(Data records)
========
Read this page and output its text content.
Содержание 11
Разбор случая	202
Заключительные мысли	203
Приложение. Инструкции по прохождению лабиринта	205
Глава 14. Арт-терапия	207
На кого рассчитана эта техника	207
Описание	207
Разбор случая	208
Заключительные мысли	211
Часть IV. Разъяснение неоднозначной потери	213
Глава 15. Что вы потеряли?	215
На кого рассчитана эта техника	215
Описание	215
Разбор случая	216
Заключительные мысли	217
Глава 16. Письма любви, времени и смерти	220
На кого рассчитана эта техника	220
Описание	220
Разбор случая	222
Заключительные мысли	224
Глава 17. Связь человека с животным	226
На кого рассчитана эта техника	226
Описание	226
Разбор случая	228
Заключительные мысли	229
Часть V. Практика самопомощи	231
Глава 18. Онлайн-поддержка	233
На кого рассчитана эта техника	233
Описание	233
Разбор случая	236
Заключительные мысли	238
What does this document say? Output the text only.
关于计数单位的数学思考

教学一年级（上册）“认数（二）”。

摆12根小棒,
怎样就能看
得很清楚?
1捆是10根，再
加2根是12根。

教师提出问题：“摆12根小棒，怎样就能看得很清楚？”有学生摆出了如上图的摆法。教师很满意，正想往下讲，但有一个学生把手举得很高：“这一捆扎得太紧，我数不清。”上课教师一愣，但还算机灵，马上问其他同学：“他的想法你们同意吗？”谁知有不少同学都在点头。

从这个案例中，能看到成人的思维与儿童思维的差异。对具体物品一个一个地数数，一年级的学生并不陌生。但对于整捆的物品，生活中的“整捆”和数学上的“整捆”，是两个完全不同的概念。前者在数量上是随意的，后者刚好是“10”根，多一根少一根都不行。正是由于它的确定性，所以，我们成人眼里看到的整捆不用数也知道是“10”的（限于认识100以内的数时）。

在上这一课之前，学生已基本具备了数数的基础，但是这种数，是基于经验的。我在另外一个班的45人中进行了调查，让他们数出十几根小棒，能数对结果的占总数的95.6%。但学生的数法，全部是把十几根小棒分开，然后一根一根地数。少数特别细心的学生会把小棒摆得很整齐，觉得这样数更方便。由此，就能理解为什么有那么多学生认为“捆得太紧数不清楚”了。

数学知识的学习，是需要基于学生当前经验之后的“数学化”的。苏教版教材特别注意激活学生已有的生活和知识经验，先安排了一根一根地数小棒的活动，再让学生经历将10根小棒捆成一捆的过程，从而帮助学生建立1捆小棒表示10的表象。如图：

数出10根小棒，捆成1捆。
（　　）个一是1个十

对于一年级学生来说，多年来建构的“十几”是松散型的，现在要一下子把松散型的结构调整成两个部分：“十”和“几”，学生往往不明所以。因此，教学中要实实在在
========
Repeat the records above in full, character for character.

Read this page and output its text content.
Содержание 11
Разбор случая	202
Заключительные мысли	203
Приложение. Инструкции по прохождению лабиринта	205
Глава 14. Арт-терапия	207
На кого рассчитана эта техника	207
Описание	207
Разбор случая	208
Заключительные мысли	211
Часть IV. Разъяснение неоднозначной потери	213
Глава 15. Что вы потеряли?	215
На кого рассчитана эта техника	215
Описание	215
Разбор случая	216
Заключительные мысли	217
Глава 16. Письма любви, времени и смерти	220
На кого рассчитана эта техника	220
Описание	220
Разбор случая	222
Заключительные мысли	224
Глава 17. Связь человека с животным	226
На кого рассчитана эта техника	226
Описание	226
Разбор случая	228
Заключительные мысли	229
Часть V. Практика самопомощи	231
Глава 18. Онлайн-поддержка	233
На кого рассчитана эта техника	233
Описание	233
Разбор случая	236
Заключительные мысли	238
What does this document say? Output the text only.
关于计数单位的数学思考

教学一年级（上册）“认数（二）”。

摆12根小棒,
怎样就能看
得很清楚?
1捆是10根，再
加2根是12根。

教师提出问题：“摆12根小棒，怎样就能看得很清楚？”有学生摆出了如上图的摆法。教师很满意，正想往下讲，但有一个学生把手举得很高：“这一捆扎得太紧，我数不清。”上课教师一愣，但还算机灵，马上问其他同学：“他的想法你们同意吗？”谁知有不少同学都在点头。

从这个案例中，能看到成人的思维与儿童思维的差异。对具体物品一个一个地数数，一年级的学生并不陌生。但对于整捆的物品，生活中的“整捆”和数学上的“整捆”，是两个完全不同的概念。前者在数量上是随意的，后者刚好是“10”根，多一根少一根都不行。正是由于它的确定性，所以，我们成人眼里看到的整捆不用数也知道是“10”的（限于认识100以内的数时）。

在上这一课之前，学生已基本具备了数数的基础，但是这种数，是基于经验的。我在另外一个班的45人中进行了调查，让他们数出十几根小棒，能数对结果的占总数的95.6%。但学生的数法，全部是把十几根小棒分开，然后一根一根地数。少数特别细心的学生会把小棒摆得很整齐，觉得这样数更方便。由此，就能理解为什么有那么多学生认为“捆得太紧数不清楚”了。

数学知识的学习，是需要基于学生当前经验之后的“数学化”的。苏教版教材特别注意激活学生已有的生活和知识经验，先安排了一根一根地数小棒的活动，再让学生经历将10根小棒捆成一捆的过程，从而帮助学生建立1捆小棒表示10的表象。如图：

数出10根小棒，捆成1捆。
（　　）个一是1个十

对于一年级学生来说，多年来建构的“十几”是松散型的，现在要一下子把松散型的结构调整成两个部分：“十”和“几”，学生往往不明所以。因此，教学中要实实在在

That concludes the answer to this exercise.